Data Block Start

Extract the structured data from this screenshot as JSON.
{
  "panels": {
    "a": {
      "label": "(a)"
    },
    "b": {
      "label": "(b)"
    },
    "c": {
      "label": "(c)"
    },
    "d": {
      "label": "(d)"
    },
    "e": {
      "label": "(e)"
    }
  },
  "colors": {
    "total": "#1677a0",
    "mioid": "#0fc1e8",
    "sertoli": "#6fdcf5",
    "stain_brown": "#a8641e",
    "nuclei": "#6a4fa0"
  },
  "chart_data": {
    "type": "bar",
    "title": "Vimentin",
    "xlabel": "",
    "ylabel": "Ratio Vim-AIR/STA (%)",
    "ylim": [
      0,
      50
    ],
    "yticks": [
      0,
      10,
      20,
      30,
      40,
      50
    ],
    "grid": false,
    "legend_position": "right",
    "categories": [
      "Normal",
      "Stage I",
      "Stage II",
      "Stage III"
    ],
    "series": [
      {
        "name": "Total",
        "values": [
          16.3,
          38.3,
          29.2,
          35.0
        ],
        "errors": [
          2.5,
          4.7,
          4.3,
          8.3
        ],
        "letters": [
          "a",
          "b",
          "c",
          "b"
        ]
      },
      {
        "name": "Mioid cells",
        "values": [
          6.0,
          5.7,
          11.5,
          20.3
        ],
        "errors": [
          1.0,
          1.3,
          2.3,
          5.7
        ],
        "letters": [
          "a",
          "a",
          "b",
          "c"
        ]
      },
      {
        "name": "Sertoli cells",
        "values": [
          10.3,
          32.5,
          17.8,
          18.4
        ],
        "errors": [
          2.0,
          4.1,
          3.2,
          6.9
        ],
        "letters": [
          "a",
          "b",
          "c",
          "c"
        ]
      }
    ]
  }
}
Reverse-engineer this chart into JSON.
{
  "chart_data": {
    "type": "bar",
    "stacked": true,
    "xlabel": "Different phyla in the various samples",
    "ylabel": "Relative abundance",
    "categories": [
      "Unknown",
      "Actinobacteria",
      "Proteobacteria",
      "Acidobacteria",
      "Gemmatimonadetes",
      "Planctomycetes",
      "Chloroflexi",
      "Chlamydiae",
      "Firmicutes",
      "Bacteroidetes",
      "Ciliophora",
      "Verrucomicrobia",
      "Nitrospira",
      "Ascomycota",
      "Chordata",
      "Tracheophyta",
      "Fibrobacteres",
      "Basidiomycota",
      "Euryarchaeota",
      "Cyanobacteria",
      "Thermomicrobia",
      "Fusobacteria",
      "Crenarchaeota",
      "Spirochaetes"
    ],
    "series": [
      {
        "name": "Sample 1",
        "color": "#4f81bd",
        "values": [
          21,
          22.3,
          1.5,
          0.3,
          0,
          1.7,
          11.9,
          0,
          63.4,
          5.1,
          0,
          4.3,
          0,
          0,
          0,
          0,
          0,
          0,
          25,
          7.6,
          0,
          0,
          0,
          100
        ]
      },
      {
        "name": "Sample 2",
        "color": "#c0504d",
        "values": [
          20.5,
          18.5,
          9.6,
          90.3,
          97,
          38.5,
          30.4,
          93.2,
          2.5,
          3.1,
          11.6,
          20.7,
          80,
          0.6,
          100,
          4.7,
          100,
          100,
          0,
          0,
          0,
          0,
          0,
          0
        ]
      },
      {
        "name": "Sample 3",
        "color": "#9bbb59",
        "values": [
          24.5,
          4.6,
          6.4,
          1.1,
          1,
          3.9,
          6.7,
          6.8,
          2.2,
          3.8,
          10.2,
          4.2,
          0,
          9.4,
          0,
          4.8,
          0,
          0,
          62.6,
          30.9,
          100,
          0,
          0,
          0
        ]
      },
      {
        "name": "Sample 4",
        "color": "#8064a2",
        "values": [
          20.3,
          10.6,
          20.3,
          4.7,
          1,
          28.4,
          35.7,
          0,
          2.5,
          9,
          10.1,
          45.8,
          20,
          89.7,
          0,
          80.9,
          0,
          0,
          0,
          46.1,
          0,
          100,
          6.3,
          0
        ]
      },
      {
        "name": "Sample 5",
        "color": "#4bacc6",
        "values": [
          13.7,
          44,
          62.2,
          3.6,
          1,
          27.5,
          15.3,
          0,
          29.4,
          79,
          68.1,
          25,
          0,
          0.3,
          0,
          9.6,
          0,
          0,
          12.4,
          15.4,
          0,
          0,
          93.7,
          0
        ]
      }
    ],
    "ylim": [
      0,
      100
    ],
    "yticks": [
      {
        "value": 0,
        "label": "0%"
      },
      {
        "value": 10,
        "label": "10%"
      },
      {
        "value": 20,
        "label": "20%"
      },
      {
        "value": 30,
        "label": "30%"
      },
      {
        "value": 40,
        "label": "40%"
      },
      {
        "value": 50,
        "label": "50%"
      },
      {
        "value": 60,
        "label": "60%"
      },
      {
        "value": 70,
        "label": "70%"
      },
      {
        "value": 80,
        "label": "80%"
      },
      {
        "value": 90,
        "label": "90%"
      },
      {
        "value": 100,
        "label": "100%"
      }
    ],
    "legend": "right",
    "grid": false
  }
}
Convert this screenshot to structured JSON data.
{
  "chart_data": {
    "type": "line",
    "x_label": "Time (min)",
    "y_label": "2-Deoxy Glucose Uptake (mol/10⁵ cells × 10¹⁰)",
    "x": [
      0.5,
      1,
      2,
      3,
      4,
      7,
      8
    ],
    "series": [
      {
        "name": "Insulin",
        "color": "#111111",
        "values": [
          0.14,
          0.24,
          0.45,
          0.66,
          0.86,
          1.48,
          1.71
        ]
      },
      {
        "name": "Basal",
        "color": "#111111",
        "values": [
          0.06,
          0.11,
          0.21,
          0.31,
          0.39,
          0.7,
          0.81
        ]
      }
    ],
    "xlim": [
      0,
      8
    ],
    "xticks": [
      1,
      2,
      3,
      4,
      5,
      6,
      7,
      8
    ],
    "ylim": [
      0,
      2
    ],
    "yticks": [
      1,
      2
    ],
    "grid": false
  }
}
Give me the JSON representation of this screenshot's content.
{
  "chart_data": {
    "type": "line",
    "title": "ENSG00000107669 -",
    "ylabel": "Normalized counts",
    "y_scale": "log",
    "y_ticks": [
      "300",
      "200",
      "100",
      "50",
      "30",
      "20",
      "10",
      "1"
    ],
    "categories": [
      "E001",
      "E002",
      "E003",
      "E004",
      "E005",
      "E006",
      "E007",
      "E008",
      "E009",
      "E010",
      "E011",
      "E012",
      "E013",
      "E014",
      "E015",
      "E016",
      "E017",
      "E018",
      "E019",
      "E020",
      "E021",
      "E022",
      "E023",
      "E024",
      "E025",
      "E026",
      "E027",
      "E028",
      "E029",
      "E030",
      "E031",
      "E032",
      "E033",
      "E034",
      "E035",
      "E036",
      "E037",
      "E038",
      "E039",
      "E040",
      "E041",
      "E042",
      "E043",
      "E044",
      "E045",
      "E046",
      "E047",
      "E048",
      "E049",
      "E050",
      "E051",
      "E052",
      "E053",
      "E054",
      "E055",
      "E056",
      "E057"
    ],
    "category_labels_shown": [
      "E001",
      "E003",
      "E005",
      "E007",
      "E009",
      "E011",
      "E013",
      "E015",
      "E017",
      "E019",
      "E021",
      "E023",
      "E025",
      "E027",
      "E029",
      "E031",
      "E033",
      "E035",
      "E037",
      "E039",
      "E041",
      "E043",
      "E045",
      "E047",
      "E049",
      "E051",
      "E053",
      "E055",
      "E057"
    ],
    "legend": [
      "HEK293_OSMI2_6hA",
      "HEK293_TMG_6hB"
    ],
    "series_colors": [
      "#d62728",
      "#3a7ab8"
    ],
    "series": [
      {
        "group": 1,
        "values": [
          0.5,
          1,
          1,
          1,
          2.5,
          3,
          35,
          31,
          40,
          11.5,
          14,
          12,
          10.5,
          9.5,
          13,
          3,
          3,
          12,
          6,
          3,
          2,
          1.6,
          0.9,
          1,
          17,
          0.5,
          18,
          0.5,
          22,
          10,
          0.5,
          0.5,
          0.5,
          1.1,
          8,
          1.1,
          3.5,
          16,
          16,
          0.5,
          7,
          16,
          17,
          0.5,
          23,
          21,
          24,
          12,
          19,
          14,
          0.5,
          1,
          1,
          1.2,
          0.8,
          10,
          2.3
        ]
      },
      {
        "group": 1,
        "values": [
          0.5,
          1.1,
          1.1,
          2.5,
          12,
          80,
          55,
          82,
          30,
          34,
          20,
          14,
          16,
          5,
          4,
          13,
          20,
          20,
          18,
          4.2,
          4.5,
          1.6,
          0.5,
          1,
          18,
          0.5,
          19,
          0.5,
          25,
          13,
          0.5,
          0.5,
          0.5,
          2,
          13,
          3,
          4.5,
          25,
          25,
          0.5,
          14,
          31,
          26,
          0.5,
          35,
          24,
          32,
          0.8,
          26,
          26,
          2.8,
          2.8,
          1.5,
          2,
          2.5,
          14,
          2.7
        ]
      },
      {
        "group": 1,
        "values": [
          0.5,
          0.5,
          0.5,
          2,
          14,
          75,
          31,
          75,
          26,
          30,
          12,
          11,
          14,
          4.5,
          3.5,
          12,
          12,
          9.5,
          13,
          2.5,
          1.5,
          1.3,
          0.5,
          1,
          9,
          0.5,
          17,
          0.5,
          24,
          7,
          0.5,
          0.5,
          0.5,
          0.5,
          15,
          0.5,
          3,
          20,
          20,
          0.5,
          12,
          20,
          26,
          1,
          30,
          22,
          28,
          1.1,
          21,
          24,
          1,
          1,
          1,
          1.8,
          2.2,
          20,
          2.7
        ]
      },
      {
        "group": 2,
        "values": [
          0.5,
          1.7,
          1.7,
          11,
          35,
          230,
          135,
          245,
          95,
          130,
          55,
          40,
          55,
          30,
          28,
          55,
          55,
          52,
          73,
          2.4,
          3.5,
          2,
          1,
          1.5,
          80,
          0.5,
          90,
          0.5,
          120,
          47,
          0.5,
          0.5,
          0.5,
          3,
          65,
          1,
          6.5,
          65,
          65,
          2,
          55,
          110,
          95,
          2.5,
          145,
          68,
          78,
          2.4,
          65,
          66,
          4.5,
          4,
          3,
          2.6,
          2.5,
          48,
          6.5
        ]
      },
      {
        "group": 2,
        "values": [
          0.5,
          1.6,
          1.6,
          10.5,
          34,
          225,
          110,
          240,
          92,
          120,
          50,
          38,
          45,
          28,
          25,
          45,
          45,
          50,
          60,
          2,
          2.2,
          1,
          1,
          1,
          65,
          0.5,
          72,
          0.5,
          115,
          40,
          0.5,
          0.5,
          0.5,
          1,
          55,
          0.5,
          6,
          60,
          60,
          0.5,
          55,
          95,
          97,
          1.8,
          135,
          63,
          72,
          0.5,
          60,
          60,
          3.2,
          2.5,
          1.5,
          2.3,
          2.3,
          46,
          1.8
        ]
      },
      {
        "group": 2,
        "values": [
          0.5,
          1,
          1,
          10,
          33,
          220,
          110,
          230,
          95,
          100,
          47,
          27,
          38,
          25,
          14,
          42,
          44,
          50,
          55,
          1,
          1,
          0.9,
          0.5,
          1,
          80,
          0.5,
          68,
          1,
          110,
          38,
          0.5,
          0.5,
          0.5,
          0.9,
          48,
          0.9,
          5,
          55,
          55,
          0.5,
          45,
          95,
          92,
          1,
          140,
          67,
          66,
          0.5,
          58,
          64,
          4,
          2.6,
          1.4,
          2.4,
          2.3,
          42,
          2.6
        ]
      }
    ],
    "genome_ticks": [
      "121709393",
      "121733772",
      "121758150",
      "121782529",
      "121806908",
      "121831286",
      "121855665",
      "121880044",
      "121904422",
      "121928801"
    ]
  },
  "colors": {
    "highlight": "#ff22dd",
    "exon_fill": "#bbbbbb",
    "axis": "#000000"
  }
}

Data Block End

Task directions. Go through the records and report each line that contains "screenshot".

Solution below.
Extract the structured data from this screenshot as JSON.
Convert this screenshot to structured JSON data.
Give me the JSON representation of this screenshot's content.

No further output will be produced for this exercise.